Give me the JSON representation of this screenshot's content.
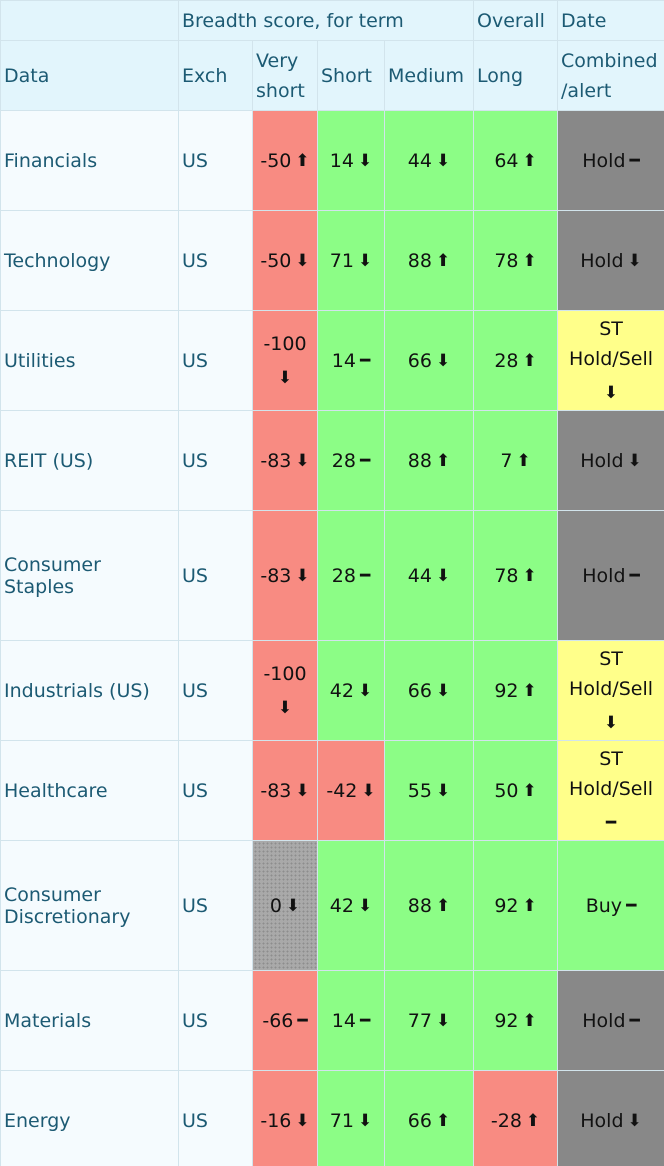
{
  "table": {
    "header_top": [
      "Breadth score, for term",
      "Overall",
      "Date"
    ],
    "header": [
      "Data",
      "Exch",
      "Very short",
      "Short",
      "Medium",
      "Long",
      "Combined /alert"
    ],
    "rows": [
      {
        "data": "Financials",
        "exch": "US",
        "cells": [
          {
            "value": -50,
            "arrow": "⬆",
            "color": "#f88b82"
          },
          {
            "value": 14,
            "arrow": "⬇",
            "color": "#8cfd86"
          },
          {
            "value": 44,
            "arrow": "⬇",
            "color": "#8cfd86"
          },
          {
            "value": 64,
            "arrow": "⬆",
            "color": "#8cfd86"
          }
        ],
        "alert": {
          "text": "Hold",
          "arrow": "━",
          "color": "#888888"
        }
      },
      {
        "data": "Technology",
        "exch": "US",
        "cells": [
          {
            "value": -50,
            "arrow": "⬇",
            "color": "#f88b82"
          },
          {
            "value": 71,
            "arrow": "⬇",
            "color": "#8cfd86"
          },
          {
            "value": 88,
            "arrow": "⬆",
            "color": "#8cfd86"
          },
          {
            "value": 78,
            "arrow": "⬆",
            "color": "#8cfd86"
          }
        ],
        "alert": {
          "text": "Hold",
          "arrow": "⬇",
          "color": "#888888"
        }
      },
      {
        "data": "Utilities",
        "exch": "US",
        "cells": [
          {
            "value": -100,
            "arrow": "⬇",
            "color": "#f88b82"
          },
          {
            "value": 14,
            "arrow": "━",
            "color": "#8cfd86"
          },
          {
            "value": 66,
            "arrow": "⬇",
            "color": "#8cfd86"
          },
          {
            "value": 28,
            "arrow": "⬆",
            "color": "#8cfd86"
          }
        ],
        "alert": {
          "text": "ST Hold/Sell",
          "arrow": "⬇",
          "color": "#ffff8a"
        }
      },
      {
        "data": "REIT (US)",
        "exch": "US",
        "cells": [
          {
            "value": -83,
            "arrow": "⬇",
            "color": "#f88b82"
          },
          {
            "value": 28,
            "arrow": "━",
            "color": "#8cfd86"
          },
          {
            "value": 88,
            "arrow": "⬆",
            "color": "#8cfd86"
          },
          {
            "value": 7,
            "arrow": "⬆",
            "color": "#8cfd86"
          }
        ],
        "alert": {
          "text": "Hold",
          "arrow": "⬇",
          "color": "#888888"
        }
      },
      {
        "data": "Consumer Staples",
        "exch": "US",
        "cells": [
          {
            "value": -83,
            "arrow": "⬇",
            "color": "#f88b82"
          },
          {
            "value": 28,
            "arrow": "━",
            "color": "#8cfd86"
          },
          {
            "value": 44,
            "arrow": "⬇",
            "color": "#8cfd86"
          },
          {
            "value": 78,
            "arrow": "⬆",
            "color": "#8cfd86"
          }
        ],
        "alert": {
          "text": "Hold",
          "arrow": "━",
          "color": "#888888"
        }
      },
      {
        "data": "Industrials (US)",
        "exch": "US",
        "cells": [
          {
            "value": -100,
            "arrow": "⬇",
            "color": "#f88b82"
          },
          {
            "value": 42,
            "arrow": "⬇",
            "color": "#8cfd86"
          },
          {
            "value": 66,
            "arrow": "⬇",
            "color": "#8cfd86"
          },
          {
            "value": 92,
            "arrow": "⬆",
            "color": "#8cfd86"
          }
        ],
        "alert": {
          "text": "ST Hold/Sell",
          "arrow": "⬇",
          "color": "#ffff8a"
        }
      },
      {
        "data": "Healthcare",
        "exch": "US",
        "cells": [
          {
            "value": -83,
            "arrow": "⬇",
            "color": "#f88b82"
          },
          {
            "value": -42,
            "arrow": "⬇",
            "color": "#f88b82"
          },
          {
            "value": 55,
            "arrow": "⬇",
            "color": "#8cfd86"
          },
          {
            "value": 50,
            "arrow": "⬆",
            "color": "#8cfd86"
          }
        ],
        "alert": {
          "text": "ST Hold/Sell",
          "arrow": "━",
          "color": "#ffff8a"
        }
      },
      {
        "data": "Consumer Discretionary",
        "exch": "US",
        "cells": [
          {
            "value": 0,
            "arrow": "⬇",
            "color": "#a9a9a9"
          },
          {
            "value": 42,
            "arrow": "⬇",
            "color": "#8cfd86"
          },
          {
            "value": 88,
            "arrow": "⬆",
            "color": "#8cfd86"
          },
          {
            "value": 92,
            "arrow": "⬆",
            "color": "#8cfd86"
          }
        ],
        "alert": {
          "text": "Buy",
          "arrow": "━",
          "color": "#8cfd86"
        }
      },
      {
        "data": "Materials",
        "exch": "US",
        "cells": [
          {
            "value": -66,
            "arrow": "━",
            "color": "#f88b82"
          },
          {
            "value": 14,
            "arrow": "━",
            "color": "#8cfd86"
          },
          {
            "value": 77,
            "arrow": "⬇",
            "color": "#8cfd86"
          },
          {
            "value": 92,
            "arrow": "⬆",
            "color": "#8cfd86"
          }
        ],
        "alert": {
          "text": "Hold",
          "arrow": "━",
          "color": "#888888"
        }
      },
      {
        "data": "Energy",
        "exch": "US",
        "cells": [
          {
            "value": -16,
            "arrow": "⬇",
            "color": "#f88b82"
          },
          {
            "value": 71,
            "arrow": "⬇",
            "color": "#8cfd86"
          },
          {
            "value": 66,
            "arrow": "⬆",
            "color": "#8cfd86"
          },
          {
            "value": -28,
            "arrow": "⬆",
            "color": "#f88b82"
          }
        ],
        "alert": {
          "text": "Hold",
          "arrow": "⬇",
          "color": "#888888"
        }
      }
    ]
  }
}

» Written task:
Quote all the records verbatim, dropping any pictures from your copy.

» Final answer:
Give me the JSON representation of this screenshot's content.
{
  "table": {
    "header_top": [
      "Breadth score, for term",
      "Overall",
      "Date"
    ],
    "header": [
      "Data",
      "Exch",
      "Very short",
      "Short",
      "Medium",
      "Long",
      "Combined /alert"
    ],
    "rows": [
      {
        "data": "Financials",
        "exch": "US",
        "cells": [
          {
            "value": -50,
            "arrow": "⬆",
            "color": "#f88b82"
          },
          {
            "value": 14,
            "arrow": "⬇",
            "color": "#8cfd86"
          },
          {
            "value": 44,
            "arrow": "⬇",
            "color": "#8cfd86"
          },
          {
            "value": 64,
            "arrow": "⬆",
            "color": "#8cfd86"
          }
        ],
        "alert": {
          "text": "Hold",
          "arrow": "━",
          "color": "#888888"
        }
      },
      {
        "data": "Technology",
        "exch": "US",
        "cells": [
          {
            "value": -50,
            "arrow": "⬇",
            "color": "#f88b82"
          },
          {
            "value": 71,
            "arrow": "⬇",
            "color": "#8cfd86"
          },
          {
            "value": 88,
            "arrow": "⬆",
            "color": "#8cfd86"
          },
          {
            "value": 78,
            "arrow": "⬆",
            "color": "#8cfd86"
          }
        ],
        "alert": {
          "text": "Hold",
          "arrow": "⬇",
          "color": "#888888"
        }
      },
      {
        "data": "Utilities",
        "exch": "US",
        "cells": [
          {
            "value": -100,
            "arrow": "⬇",
            "color": "#f88b82"
          },
          {
            "value": 14,
            "arrow": "━",
            "color": "#8cfd86"
          },
          {
            "value": 66,
            "arrow": "⬇",
            "color": "#8cfd86"
          },
          {
            "value": 28,
            "arrow": "⬆",
            "color": "#8cfd86"
          }
        ],
        "alert": {
          "text": "ST Hold/Sell",
          "arrow": "⬇",
          "color": "#ffff8a"
        }
      },
      {
        "data": "REIT (US)",
        "exch": "US",
        "cells": [
          {
            "value": -83,
            "arrow": "⬇",
            "color": "#f88b82"
          },
          {
            "value": 28,
            "arrow": "━",
            "color": "#8cfd86"
          },
          {
            "value": 88,
            "arrow": "⬆",
            "color": "#8cfd86"
          },
          {
            "value": 7,
            "arrow": "⬆",
            "color": "#8cfd86"
          }
        ],
        "alert": {
          "text": "Hold",
          "arrow": "⬇",
          "color": "#888888"
        }
      },
      {
        "data": "Consumer Staples",
        "exch": "US",
        "cells": [
          {
            "value": -83,
            "arrow": "⬇",
            "color": "#f88b82"
          },
          {
            "value": 28,
            "arrow": "━",
            "color": "#8cfd86"
          },
          {
            "value": 44,
            "arrow": "⬇",
            "color": "#8cfd86"
          },
          {
            "value": 78,
            "arrow": "⬆",
            "color": "#8cfd86"
          }
        ],
        "alert": {
          "text": "Hold",
          "arrow": "━",
          "color": "#888888"
        }
      },
      {
        "data": "Industrials (US)",
        "exch": "US",
        "cells": [
          {
            "value": -100,
            "arrow": "⬇",
            "color": "#f88b82"
          },
          {
            "value": 42,
            "arrow": "⬇",
            "color": "#8cfd86"
          },
          {
            "value": 66,
            "arrow": "⬇",
            "color": "#8cfd86"
          },
          {
            "value": 92,
            "arrow": "⬆",
            "color": "#8cfd86"
          }
        ],
        "alert": {
          "text": "ST Hold/Sell",
          "arrow": "⬇",
          "color": "#ffff8a"
        }
      },
      {
        "data": "Healthcare",
        "exch": "US",
        "cells": [
          {
            "value": -83,
            "arrow": "⬇",
            "color": "#f88b82"
          },
          {
            "value": -42,
            "arrow": "⬇",
            "color": "#f88b82"
          },
          {
            "value": 55,
            "arrow": "⬇",
            "color": "#8cfd86"
          },
          {
            "value": 50,
            "arrow": "⬆",
            "color": "#8cfd86"
          }
        ],
        "alert": {
          "text": "ST Hold/Sell",
          "arrow": "━",
          "color": "#ffff8a"
        }
      },
      {
        "data": "Consumer Discretionary",
        "exch": "US",
        "cells": [
          {
            "value": 0,
            "arrow": "⬇",
            "color": "#a9a9a9"
          },
          {
            "value": 42,
            "arrow": "⬇",
            "color": "#8cfd86"
          },
          {
            "value": 88,
            "arrow": "⬆",
            "color": "#8cfd86"
          },
          {
            "value": 92,
            "arrow": "⬆",
            "color": "#8cfd86"
          }
        ],
        "alert": {
          "text": "Buy",
          "arrow": "━",
          "color": "#8cfd86"
        }
      },
      {
        "data": "Materials",
        "exch": "US",
        "cells": [
          {
            "value": -66,
            "arrow": "━",
            "color": "#f88b82"
          },
          {
            "value": 14,
            "arrow": "━",
            "color": "#8cfd86"
          },
          {
            "value": 77,
            "arrow": "⬇",
            "color": "#8cfd86"
          },
          {
            "value": 92,
            "arrow": "⬆",
            "color": "#8cfd86"
          }
        ],
        "alert": {
          "text": "Hold",
          "arrow": "━",
          "color": "#888888"
        }
      },
      {
        "data": "Energy",
        "exch": "US",
        "cells": [
          {
            "value": -16,
            "arrow": "⬇",
            "color": "#f88b82"
          },
          {
            "value": 71,
            "arrow": "⬇",
            "color": "#8cfd86"
          },
          {
            "value": 66,
            "arrow": "⬆",
            "color": "#8cfd86"
          },
          {
            "value": -28,
            "arrow": "⬆",
            "color": "#f88b82"
          }
        ],
        "alert": {
          "text": "Hold",
          "arrow": "⬇",
          "color": "#888888"
        }
      }
    ]
  }
}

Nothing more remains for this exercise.